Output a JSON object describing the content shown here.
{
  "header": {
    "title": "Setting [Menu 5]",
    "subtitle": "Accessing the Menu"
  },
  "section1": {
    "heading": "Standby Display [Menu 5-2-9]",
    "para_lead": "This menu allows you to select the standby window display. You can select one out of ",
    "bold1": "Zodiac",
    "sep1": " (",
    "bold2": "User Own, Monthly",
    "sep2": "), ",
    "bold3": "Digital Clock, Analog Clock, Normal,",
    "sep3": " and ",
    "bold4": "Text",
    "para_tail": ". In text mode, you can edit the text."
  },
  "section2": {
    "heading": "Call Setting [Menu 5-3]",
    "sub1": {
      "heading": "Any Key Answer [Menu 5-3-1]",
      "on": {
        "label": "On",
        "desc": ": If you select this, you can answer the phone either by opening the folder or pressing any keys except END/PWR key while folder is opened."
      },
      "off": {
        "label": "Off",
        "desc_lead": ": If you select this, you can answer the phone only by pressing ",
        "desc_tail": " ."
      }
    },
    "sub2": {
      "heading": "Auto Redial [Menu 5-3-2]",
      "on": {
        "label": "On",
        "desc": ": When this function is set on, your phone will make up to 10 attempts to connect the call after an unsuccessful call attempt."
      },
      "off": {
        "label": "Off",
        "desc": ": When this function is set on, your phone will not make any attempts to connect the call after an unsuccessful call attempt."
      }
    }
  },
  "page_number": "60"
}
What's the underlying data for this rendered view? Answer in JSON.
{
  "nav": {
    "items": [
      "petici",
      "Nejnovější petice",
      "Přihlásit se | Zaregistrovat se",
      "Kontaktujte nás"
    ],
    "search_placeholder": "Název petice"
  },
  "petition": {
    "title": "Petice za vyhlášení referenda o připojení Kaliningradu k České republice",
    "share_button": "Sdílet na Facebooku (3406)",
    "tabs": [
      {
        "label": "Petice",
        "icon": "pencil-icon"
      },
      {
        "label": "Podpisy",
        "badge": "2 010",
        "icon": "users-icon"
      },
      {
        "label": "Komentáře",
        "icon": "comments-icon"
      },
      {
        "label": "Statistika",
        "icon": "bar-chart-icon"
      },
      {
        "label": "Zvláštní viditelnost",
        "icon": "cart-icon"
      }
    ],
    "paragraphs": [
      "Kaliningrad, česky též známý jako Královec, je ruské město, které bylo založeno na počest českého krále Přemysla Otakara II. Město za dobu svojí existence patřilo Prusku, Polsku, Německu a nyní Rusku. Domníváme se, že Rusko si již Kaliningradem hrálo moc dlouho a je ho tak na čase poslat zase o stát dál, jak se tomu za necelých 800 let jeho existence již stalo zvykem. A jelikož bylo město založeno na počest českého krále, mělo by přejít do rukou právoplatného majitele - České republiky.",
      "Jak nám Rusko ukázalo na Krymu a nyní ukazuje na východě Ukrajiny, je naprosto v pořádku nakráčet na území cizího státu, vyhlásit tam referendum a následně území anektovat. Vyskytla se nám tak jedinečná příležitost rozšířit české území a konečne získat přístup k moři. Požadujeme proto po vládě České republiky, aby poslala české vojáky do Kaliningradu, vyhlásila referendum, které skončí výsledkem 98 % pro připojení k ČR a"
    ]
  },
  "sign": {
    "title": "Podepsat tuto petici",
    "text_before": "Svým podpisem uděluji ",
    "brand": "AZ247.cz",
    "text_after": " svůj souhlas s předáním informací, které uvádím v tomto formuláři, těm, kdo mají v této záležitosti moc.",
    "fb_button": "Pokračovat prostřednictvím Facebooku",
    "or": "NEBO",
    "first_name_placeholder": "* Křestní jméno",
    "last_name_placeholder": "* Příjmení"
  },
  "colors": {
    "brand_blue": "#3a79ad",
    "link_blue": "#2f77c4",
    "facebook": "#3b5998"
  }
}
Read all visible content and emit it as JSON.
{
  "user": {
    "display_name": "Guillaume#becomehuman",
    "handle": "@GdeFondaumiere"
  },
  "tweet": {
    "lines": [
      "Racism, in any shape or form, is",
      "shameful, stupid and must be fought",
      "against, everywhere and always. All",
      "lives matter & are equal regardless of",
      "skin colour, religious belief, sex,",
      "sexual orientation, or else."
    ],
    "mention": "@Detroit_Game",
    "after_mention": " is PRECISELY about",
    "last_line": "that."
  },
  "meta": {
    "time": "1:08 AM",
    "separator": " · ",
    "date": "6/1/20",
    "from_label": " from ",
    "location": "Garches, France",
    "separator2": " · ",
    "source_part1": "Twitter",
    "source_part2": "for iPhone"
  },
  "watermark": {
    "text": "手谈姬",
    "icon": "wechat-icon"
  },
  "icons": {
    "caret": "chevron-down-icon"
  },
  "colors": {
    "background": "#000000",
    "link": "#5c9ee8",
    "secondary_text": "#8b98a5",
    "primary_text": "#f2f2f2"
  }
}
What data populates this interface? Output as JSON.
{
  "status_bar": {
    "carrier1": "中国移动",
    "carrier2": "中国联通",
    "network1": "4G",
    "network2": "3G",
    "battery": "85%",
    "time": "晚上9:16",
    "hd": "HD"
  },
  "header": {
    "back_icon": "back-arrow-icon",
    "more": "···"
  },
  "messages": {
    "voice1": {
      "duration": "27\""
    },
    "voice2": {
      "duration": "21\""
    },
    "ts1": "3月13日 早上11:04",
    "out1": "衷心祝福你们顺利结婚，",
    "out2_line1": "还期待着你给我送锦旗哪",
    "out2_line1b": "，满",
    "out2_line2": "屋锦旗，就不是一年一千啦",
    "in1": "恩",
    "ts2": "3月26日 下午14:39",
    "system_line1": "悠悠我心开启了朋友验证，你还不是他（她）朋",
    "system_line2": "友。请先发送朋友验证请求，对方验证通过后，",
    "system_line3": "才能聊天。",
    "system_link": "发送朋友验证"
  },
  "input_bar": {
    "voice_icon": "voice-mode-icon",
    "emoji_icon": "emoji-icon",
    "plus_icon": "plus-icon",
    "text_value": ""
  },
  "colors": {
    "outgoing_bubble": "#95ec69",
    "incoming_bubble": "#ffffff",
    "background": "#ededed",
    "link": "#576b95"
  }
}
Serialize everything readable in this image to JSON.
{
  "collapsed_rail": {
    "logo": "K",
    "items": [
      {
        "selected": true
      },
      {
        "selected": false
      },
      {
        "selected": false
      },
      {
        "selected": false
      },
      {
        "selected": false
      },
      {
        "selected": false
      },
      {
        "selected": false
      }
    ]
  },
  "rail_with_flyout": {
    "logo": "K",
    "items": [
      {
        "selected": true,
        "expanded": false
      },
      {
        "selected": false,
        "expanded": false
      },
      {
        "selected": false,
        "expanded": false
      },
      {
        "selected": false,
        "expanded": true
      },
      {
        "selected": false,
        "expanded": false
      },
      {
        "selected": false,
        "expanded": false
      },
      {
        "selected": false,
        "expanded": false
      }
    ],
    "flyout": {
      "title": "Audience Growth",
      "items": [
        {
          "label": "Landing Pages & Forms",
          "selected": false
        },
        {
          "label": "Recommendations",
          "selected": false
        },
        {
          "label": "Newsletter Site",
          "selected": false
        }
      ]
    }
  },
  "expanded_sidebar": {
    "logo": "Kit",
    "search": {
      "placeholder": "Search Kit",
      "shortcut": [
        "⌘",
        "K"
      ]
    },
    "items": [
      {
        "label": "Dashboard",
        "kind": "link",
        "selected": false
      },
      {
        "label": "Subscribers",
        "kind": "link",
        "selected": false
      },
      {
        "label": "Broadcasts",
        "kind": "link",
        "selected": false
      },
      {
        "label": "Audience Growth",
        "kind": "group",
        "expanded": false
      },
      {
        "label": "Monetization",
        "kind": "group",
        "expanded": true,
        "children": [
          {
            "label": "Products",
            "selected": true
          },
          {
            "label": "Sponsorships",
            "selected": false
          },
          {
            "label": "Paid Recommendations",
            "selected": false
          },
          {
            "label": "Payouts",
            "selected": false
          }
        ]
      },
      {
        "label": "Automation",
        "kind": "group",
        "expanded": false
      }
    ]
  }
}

__Goal of the exercise__
Locate the word "background" in the data above. Copy every line carrying it.

__The completed task__
    "background": "#000000",
    "background": "#ededed",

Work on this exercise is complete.